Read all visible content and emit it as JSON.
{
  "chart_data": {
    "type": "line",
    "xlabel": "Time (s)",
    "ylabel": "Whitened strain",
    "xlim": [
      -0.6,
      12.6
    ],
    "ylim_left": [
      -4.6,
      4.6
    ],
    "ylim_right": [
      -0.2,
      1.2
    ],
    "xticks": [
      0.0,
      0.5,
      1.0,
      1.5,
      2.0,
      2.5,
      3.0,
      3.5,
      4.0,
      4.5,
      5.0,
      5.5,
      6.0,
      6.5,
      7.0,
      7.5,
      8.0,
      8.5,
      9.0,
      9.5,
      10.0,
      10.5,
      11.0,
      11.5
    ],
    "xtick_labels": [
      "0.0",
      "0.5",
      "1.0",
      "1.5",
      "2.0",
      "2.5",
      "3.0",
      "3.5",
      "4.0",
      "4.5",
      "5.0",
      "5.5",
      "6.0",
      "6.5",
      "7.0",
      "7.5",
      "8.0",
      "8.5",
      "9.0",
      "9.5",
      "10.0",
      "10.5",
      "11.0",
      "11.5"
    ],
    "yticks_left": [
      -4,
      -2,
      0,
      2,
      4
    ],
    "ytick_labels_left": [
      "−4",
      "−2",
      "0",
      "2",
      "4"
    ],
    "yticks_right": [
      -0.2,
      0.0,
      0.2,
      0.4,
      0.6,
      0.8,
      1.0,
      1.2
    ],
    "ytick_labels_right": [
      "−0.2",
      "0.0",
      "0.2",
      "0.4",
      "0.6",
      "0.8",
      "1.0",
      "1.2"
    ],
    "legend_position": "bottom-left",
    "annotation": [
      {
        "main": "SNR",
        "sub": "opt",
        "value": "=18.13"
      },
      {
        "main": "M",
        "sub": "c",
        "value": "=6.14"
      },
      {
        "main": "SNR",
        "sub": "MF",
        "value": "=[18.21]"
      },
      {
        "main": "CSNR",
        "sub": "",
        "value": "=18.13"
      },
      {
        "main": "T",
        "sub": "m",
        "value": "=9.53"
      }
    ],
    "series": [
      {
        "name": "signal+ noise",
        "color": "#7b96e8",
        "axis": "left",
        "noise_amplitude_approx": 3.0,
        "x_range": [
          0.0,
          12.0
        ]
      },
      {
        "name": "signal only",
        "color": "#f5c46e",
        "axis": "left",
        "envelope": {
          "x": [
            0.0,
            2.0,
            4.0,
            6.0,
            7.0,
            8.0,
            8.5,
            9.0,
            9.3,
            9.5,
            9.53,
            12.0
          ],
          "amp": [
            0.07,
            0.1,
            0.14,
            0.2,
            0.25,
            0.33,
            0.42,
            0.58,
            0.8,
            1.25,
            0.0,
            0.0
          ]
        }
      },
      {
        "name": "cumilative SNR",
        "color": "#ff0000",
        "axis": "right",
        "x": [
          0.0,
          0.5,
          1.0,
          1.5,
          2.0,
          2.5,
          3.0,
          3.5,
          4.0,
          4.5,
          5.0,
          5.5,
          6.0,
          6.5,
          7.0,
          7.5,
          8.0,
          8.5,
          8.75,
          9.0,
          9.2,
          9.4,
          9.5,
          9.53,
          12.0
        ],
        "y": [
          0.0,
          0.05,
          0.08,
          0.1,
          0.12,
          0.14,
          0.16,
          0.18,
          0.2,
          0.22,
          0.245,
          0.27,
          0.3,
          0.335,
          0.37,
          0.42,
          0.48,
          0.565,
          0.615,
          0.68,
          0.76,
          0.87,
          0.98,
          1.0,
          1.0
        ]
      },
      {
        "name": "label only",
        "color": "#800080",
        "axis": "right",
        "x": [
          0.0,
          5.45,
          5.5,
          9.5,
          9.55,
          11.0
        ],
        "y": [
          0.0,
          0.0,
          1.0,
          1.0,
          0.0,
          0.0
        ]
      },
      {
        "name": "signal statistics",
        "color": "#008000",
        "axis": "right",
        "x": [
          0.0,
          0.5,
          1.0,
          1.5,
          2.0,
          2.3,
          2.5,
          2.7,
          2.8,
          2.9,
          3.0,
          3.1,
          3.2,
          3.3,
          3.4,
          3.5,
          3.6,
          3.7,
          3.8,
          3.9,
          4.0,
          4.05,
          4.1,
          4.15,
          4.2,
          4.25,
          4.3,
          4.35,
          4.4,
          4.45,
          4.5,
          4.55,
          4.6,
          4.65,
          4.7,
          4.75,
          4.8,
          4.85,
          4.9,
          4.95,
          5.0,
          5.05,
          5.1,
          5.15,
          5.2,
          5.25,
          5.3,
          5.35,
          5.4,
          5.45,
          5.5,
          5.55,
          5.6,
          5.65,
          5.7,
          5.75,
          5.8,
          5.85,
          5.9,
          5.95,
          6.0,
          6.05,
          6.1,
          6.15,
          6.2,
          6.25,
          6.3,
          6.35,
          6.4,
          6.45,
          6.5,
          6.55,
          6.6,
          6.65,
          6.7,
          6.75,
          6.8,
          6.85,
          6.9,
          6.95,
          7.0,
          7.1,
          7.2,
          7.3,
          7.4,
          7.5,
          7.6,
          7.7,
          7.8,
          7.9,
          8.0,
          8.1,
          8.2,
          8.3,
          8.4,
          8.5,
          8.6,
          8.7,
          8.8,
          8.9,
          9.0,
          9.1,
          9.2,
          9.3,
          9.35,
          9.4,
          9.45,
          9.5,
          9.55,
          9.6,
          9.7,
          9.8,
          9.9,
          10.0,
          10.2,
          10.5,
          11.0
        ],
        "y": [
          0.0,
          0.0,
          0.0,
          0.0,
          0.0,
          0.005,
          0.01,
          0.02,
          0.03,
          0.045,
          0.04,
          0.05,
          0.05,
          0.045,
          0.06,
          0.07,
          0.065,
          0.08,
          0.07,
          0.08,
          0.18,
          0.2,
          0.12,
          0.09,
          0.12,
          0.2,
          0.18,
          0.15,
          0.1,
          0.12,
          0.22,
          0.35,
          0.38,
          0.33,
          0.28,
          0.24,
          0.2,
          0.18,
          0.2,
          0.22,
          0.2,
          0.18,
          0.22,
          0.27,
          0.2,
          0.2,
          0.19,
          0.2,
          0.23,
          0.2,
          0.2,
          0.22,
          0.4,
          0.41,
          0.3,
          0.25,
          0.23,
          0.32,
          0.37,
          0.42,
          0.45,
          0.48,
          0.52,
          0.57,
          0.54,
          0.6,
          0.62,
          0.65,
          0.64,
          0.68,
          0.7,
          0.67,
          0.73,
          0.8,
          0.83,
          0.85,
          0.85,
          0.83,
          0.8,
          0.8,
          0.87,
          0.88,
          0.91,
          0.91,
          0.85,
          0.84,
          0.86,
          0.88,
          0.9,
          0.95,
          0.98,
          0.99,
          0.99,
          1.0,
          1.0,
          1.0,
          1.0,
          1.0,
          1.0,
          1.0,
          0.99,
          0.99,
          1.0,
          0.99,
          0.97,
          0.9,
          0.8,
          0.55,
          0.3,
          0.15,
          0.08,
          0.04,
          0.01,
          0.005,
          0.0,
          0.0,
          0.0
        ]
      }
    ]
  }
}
::::
:: GOAL OF THE EXERCISE ::
Scan the listing above and identify each line holding the string "value"; copy every such line.

:: TASK OUTPUT ::
        "value": "=18.13"
        "value": "=6.14"
        "value": "=[18.21]"
        "value": "=18.13"
        "value": "=9.53"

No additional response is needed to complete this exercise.